Work to be completed>
Copy out the lines that have "esitellään" in them.

Start of Listed entries

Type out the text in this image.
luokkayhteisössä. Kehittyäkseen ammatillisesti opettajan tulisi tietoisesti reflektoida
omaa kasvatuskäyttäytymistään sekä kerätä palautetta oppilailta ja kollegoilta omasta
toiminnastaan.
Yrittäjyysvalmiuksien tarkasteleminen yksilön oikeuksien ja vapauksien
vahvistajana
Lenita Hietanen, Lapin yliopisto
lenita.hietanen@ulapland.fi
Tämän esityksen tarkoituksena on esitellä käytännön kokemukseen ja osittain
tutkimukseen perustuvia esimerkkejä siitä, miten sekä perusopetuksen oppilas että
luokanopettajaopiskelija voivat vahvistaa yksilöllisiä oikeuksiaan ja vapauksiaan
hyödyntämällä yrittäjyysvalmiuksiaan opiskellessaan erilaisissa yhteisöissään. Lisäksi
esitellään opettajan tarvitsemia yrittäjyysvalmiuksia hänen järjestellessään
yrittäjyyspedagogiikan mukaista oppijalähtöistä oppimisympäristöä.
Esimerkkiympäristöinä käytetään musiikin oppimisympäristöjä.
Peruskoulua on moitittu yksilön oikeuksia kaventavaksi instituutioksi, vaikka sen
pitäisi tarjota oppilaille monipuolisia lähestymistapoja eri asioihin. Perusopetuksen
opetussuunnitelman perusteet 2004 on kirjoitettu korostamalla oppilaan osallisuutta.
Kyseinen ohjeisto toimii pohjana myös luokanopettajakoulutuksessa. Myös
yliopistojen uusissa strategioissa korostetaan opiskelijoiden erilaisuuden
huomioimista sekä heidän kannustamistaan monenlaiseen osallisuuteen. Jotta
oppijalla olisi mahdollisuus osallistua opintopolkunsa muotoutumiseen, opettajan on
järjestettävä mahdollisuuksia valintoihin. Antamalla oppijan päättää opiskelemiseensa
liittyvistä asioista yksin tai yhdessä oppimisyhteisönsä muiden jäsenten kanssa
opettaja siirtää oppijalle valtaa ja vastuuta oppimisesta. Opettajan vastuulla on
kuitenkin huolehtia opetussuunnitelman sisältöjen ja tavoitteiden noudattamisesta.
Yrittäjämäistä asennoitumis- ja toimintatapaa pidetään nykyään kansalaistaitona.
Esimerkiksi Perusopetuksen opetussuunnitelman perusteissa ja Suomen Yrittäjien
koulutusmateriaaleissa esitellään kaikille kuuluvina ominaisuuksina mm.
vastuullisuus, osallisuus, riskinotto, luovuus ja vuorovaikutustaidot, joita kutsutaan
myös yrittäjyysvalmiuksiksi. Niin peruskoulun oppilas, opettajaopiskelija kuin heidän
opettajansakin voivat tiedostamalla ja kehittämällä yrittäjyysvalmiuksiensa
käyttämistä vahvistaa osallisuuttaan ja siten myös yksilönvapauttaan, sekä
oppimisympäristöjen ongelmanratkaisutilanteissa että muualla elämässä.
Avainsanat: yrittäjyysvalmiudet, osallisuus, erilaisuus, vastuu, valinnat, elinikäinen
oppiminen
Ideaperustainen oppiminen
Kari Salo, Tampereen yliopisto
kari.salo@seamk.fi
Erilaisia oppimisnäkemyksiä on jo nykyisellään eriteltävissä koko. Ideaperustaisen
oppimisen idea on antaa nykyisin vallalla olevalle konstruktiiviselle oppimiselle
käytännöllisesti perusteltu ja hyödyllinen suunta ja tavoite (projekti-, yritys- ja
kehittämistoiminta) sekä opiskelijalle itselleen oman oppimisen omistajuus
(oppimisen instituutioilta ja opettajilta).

End of Listed entries

Response to this exercise>
esitellään opettajan tarvitsemia yrittäjyysvalmiuksia hänen järjestellessään
koulutusmateriaaleissa esitellään kaikille kuuluvina ominaisuuksina mm.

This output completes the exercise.